- [Problem to work on]
Return the lines where the word "text" occurs.

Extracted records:
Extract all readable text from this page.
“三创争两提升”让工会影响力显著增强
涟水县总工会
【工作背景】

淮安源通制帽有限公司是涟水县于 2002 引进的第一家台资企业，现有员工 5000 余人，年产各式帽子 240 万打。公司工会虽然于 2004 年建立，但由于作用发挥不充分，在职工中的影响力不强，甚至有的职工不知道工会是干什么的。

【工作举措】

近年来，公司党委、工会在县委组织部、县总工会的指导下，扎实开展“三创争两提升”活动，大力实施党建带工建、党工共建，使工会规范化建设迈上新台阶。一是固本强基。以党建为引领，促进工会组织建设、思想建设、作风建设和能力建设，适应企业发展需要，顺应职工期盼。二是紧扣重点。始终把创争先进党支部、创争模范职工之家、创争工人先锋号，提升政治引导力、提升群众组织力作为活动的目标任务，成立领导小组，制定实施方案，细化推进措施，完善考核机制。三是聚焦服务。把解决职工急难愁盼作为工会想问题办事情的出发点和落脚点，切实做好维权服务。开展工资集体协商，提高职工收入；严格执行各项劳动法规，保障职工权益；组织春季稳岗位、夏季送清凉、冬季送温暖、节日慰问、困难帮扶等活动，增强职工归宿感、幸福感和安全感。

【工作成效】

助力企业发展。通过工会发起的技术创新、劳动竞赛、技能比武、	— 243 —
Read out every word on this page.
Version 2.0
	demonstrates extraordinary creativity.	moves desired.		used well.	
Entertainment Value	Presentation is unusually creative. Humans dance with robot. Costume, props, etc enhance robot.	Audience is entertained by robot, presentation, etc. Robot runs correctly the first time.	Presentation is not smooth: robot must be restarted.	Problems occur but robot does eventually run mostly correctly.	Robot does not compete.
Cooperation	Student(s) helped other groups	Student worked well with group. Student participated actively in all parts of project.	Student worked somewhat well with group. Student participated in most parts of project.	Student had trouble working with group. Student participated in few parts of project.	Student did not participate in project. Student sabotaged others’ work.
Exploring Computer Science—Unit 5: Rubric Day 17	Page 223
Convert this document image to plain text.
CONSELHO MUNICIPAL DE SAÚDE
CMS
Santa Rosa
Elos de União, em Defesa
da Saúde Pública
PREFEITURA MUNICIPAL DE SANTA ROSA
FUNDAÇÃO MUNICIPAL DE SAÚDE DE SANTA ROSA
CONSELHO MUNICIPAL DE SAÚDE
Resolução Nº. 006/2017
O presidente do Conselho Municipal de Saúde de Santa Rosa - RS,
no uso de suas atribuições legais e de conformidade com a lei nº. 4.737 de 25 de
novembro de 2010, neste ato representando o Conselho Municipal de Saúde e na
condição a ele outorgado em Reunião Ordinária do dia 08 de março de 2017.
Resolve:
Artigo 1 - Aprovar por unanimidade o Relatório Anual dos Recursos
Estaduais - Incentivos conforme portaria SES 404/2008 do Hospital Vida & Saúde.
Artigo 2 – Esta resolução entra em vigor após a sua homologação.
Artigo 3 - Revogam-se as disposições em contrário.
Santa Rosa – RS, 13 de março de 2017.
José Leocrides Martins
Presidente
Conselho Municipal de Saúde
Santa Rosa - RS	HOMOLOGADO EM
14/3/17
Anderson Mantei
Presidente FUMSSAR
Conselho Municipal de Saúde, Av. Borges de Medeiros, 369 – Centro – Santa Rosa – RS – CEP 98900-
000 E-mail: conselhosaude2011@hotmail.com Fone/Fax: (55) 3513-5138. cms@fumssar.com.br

- [Solution to the problem]
Extract all readable text from this page.
Convert this document image to plain text.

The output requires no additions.